Please condense the paragraph beginning "The first Jewish cookbook written in English" from the text about the 1846 matso soup recipe into a short bulleted list of its main facts.

* _Extract to read_
>> begin

1: Recipe, Lady Judith Cohen Montefiore's "Matso Soup," 1846.

1: Recipe, Lady Judith Cohen Montefiore's "Matso Soup," 1846.

The first Jewish cookbook written in English is The Jewish Manual; or, Practical Information in Jewish and Modern Cookery with a Collection of Valuable Recipes & Hints Relating to the Toilett. Though the only authorial information given is "Edited by a Lady," the book is believed to have been written by Judith, Lady Moses Montefiore, wife of the world-renowned British Jewish financier and philanthropist Sir Moses Montefiore (see Barbara Kirshenblatt-Gimblett, “The Kosher Gourmet in the Nineteenth-Century Kitchen: Three Jewish Cookbooks in Historical Perspective”). The two were among the wealthiest and most prominent Jews of their day, and were passionately devoted to Jewish communal causes. Lady Montefiore helped to establish cooking schools for poor Jewish girls, who could then work as cooks in Jewish households, and this cookbook might have been used in such schools.

>> end

* _Raw data_
>> begin

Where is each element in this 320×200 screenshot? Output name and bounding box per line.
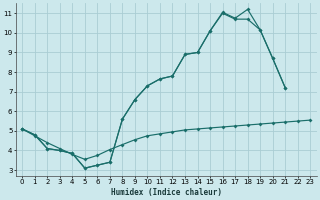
X-axis label: Humidex (Indice chaleur): Humidex (Indice chaleur) [111, 188, 222, 197]
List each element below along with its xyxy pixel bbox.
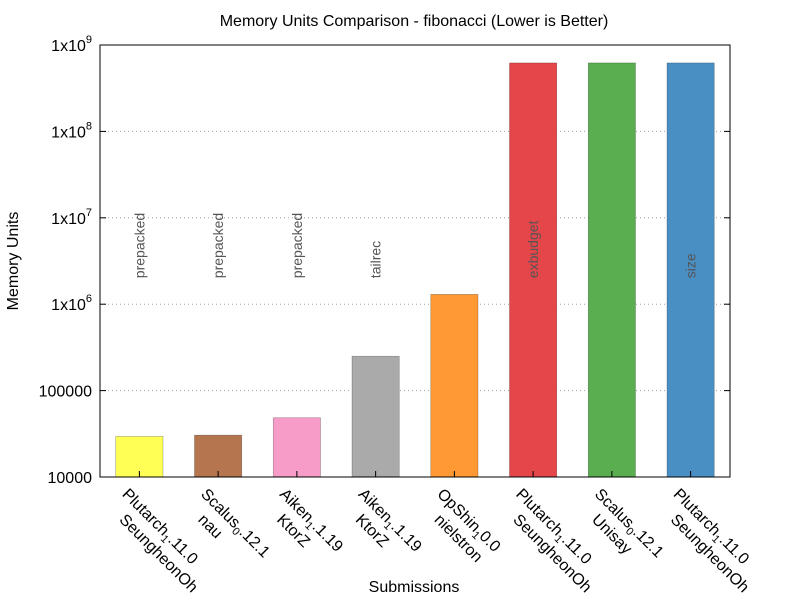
x-tick-version: .1.19 — [309, 518, 346, 555]
y-tick-label-base: 100000 — [39, 384, 92, 401]
x-tick-label: Aiken1.1.19KtorZ — [262, 486, 346, 570]
bar — [352, 356, 399, 477]
y-tick-label-exponent: 7 — [86, 207, 92, 219]
bar-annotation: tailrec — [368, 241, 384, 278]
bar — [588, 63, 635, 477]
bar-annotation: prepacked — [131, 213, 147, 278]
bar-annotation: exbudget — [525, 220, 541, 278]
y-tick-label-exponent: 9 — [86, 34, 92, 46]
y-tick-label: 1x106 — [51, 293, 92, 314]
x-tick-version: .12.1 — [236, 524, 273, 561]
y-tick-label-base: 1x10 — [51, 38, 86, 55]
bar — [273, 418, 320, 477]
y-tick-label-exponent: 8 — [86, 120, 92, 132]
y-tick-label: 1x109 — [51, 34, 92, 55]
y-tick-label: 10000 — [48, 470, 93, 487]
bar — [116, 436, 163, 477]
y-tick-label-base: 1x10 — [51, 124, 86, 141]
y-tick-label-exponent: 6 — [86, 293, 92, 305]
y-tick-label-base: 10000 — [48, 470, 93, 487]
x-tick-label: Plutarch1.11.0SeungheonOh — [498, 486, 608, 596]
chart-title: Memory Units Comparison - fibonacci (Low… — [220, 13, 609, 30]
bar-annotation: size — [683, 253, 699, 278]
x-tick-label: Plutarch1.11.0SeungheonOh — [104, 486, 214, 596]
x-tick-label: Scalus0.12.1Unisay — [577, 486, 667, 576]
y-axis-label: Memory Units — [5, 212, 22, 311]
x-tick-version: .1.19 — [387, 518, 424, 555]
bar-annotation: prepacked — [210, 213, 226, 278]
x-tick-label: Aiken1.1.19KtorZ — [341, 486, 425, 570]
bar — [195, 435, 242, 477]
x-tick-label: OpShin10.0nielstron — [419, 486, 503, 570]
x-tick-version: .12.1 — [629, 524, 666, 561]
bar-annotation: prepacked — [289, 213, 305, 278]
y-tick-label-base: 1x10 — [51, 211, 86, 228]
y-tick-label: 1x107 — [51, 207, 92, 228]
x-tick-label: Plutarch1.11.0SeungheonOh — [656, 486, 766, 596]
bar — [431, 294, 478, 477]
bars-layer — [116, 63, 715, 477]
y-tick-label: 100000 — [39, 384, 92, 401]
x-axis-label: Submissions — [369, 579, 460, 596]
x-tick-label: Scalus0.12.1nau — [183, 486, 273, 576]
y-tick-label-base: 1x10 — [51, 297, 86, 314]
x-axis-ticks: Plutarch1.11.0SeungheonOhScalus0.12.1nau… — [104, 471, 766, 596]
y-tick-label: 1x108 — [51, 120, 92, 141]
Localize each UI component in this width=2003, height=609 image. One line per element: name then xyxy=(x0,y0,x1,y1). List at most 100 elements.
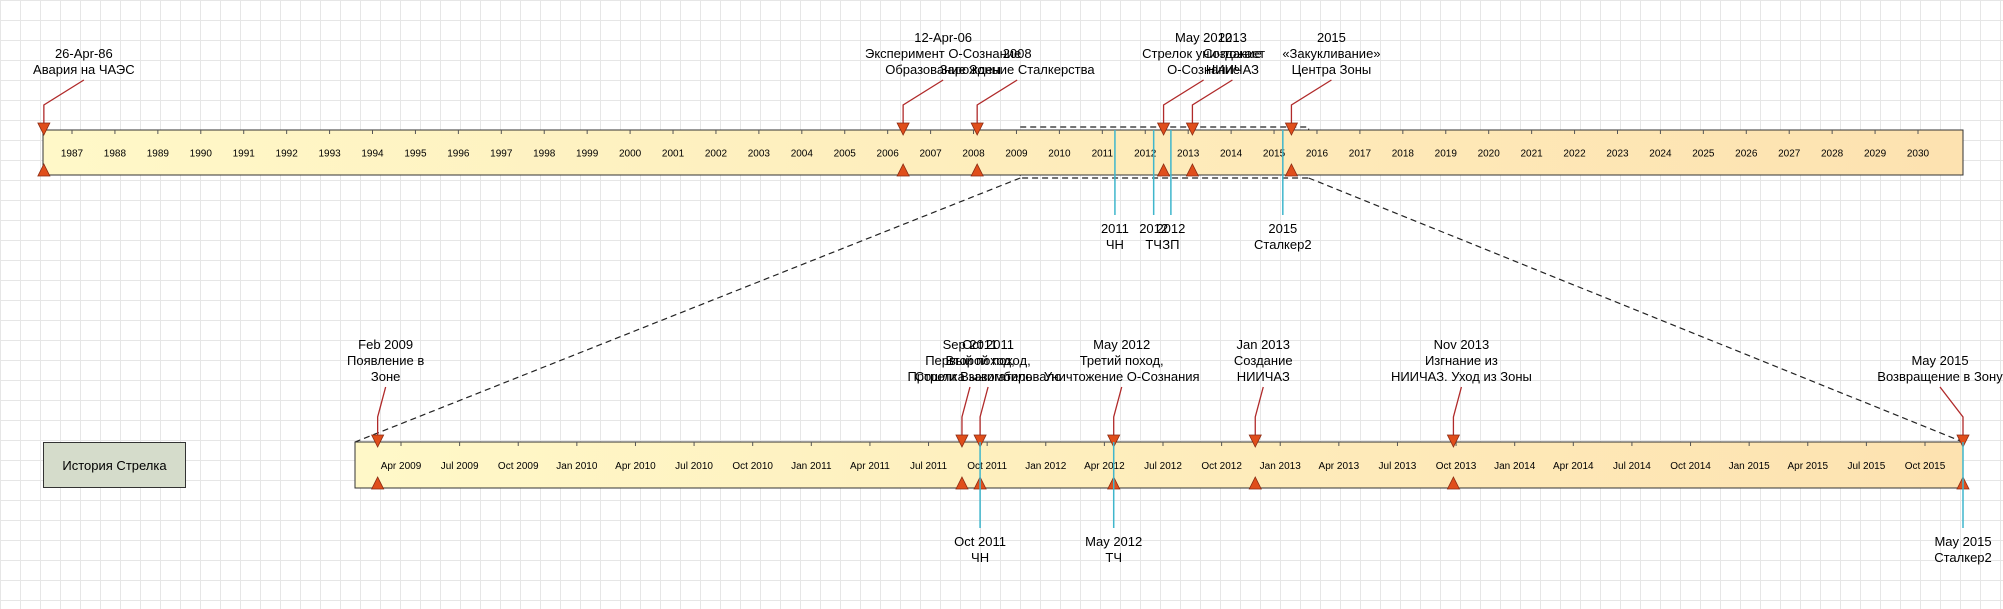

>> end

* _Answer to the exercise_
- The Jewish Manual was the first Jewish cookbook written in English.
- Its only author credit is "Edited by a Lady," but it is believed to be the work of Judith, Lady Moses Montefiore.
- She was the wife of Sir Moses Montefiore, a world-renowned British Jewish financier and philanthropist.
- The couple were among the wealthiest and most prominent Jews of their day and were passionately devoted to Jewish communal causes.
- Lady Montefiore helped establish cooking schools that trained poor Jewish girls to work as cooks in Jewish households, and the book may have been used in those schools.